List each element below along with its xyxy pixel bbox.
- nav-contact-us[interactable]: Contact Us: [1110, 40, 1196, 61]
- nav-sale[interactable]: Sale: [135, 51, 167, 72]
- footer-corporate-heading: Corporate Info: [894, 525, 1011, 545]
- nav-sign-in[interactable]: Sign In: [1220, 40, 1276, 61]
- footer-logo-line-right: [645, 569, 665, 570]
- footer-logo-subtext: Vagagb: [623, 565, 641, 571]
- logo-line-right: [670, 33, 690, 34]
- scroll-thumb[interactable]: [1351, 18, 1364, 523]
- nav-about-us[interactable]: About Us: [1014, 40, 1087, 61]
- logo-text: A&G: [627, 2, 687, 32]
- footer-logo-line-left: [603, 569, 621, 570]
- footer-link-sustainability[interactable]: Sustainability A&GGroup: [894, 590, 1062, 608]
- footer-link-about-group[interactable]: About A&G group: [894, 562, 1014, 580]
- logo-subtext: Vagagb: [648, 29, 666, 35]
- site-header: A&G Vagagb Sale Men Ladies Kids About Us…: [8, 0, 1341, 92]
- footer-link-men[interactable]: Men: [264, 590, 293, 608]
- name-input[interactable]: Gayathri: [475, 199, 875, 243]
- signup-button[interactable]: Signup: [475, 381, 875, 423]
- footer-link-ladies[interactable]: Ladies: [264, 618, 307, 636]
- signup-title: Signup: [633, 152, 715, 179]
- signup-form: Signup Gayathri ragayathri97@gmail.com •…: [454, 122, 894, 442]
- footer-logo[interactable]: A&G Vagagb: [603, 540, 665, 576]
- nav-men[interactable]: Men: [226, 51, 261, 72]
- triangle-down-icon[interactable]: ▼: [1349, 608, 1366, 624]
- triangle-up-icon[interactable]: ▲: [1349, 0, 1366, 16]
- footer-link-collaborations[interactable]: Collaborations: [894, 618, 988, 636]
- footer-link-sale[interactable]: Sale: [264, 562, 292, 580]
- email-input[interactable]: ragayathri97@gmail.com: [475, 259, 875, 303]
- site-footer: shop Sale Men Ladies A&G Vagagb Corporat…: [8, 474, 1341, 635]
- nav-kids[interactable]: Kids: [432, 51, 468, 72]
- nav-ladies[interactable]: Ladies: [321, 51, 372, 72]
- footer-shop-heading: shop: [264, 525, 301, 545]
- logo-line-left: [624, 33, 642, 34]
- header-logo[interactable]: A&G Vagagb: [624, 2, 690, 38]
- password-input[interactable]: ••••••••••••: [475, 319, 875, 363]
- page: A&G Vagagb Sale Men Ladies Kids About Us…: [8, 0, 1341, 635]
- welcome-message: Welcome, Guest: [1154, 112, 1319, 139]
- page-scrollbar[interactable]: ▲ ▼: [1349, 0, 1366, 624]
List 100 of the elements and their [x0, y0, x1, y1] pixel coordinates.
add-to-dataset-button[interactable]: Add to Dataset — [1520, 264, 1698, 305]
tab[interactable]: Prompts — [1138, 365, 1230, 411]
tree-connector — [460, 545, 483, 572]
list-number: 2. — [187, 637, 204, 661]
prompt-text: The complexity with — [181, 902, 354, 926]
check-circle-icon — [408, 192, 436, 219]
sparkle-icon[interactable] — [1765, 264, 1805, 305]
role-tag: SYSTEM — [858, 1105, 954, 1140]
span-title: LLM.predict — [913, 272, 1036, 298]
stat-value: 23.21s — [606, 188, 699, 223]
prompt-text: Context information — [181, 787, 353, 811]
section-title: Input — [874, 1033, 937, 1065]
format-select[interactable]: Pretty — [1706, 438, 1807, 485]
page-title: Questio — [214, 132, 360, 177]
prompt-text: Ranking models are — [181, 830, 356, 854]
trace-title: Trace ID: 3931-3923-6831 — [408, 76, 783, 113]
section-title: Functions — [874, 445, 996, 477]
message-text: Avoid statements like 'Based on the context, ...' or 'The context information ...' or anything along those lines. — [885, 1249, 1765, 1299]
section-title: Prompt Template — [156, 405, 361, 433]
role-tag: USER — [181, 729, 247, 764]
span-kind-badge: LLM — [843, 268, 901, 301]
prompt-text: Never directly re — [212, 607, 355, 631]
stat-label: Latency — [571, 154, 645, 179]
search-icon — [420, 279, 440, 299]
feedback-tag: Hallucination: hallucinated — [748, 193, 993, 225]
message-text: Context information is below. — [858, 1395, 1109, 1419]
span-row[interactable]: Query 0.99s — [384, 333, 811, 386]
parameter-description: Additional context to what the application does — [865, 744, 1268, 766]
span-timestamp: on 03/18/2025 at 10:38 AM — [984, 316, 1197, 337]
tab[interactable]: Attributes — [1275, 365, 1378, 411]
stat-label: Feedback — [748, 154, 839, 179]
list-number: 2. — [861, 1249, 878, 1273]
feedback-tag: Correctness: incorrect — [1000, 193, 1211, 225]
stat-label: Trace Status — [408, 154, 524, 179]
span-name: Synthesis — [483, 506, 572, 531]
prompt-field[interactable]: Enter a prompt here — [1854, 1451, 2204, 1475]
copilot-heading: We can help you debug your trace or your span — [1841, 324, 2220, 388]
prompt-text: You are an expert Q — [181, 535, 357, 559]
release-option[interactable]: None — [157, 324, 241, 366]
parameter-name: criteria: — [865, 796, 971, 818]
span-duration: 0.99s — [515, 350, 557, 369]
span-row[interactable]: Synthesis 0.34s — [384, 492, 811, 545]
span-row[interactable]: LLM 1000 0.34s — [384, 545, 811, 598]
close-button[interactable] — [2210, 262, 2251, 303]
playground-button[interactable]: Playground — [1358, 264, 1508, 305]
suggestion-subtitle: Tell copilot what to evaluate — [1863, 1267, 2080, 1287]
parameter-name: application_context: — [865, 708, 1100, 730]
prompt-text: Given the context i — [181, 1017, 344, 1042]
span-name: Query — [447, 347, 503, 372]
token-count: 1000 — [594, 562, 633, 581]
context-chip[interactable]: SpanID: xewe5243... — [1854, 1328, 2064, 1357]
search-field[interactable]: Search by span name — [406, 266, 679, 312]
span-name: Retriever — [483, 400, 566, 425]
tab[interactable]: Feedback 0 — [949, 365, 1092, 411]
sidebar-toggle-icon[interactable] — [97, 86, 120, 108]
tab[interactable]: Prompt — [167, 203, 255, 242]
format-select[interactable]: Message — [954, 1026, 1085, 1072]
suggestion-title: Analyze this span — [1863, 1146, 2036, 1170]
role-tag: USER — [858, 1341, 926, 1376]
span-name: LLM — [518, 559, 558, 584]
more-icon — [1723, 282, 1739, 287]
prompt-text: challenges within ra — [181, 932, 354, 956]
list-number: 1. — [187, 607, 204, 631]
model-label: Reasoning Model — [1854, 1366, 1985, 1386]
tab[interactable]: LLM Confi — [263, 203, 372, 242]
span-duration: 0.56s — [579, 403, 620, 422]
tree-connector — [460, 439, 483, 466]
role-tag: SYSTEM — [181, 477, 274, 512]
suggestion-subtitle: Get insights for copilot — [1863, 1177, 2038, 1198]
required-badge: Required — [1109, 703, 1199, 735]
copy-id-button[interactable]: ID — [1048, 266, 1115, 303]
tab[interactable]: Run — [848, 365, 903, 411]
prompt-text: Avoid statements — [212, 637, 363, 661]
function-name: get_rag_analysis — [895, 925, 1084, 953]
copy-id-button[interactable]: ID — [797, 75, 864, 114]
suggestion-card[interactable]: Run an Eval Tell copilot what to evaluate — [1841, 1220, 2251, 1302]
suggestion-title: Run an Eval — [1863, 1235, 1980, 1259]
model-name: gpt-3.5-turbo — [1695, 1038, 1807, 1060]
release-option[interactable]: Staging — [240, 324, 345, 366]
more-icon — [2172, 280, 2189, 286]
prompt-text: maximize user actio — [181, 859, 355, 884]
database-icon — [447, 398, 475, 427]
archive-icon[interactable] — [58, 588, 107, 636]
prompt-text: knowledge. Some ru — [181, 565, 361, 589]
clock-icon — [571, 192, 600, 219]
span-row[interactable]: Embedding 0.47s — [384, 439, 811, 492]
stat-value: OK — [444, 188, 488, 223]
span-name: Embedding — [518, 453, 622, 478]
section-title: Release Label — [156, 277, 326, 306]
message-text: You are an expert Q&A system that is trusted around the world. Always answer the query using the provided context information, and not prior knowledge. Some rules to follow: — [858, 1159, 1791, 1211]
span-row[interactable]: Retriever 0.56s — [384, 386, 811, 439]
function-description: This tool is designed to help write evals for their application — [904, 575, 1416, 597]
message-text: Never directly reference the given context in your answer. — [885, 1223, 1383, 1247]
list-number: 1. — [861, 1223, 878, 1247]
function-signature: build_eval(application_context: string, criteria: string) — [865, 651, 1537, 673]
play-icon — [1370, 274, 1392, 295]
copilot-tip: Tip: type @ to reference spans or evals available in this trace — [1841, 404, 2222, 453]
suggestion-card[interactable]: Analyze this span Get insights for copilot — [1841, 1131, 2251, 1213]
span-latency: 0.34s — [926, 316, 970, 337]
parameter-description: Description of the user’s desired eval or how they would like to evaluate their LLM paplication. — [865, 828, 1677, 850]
_ _ _
What the task asks: Count the lines in the listing that contain the string "field" and reply with that number only.

Full output: 2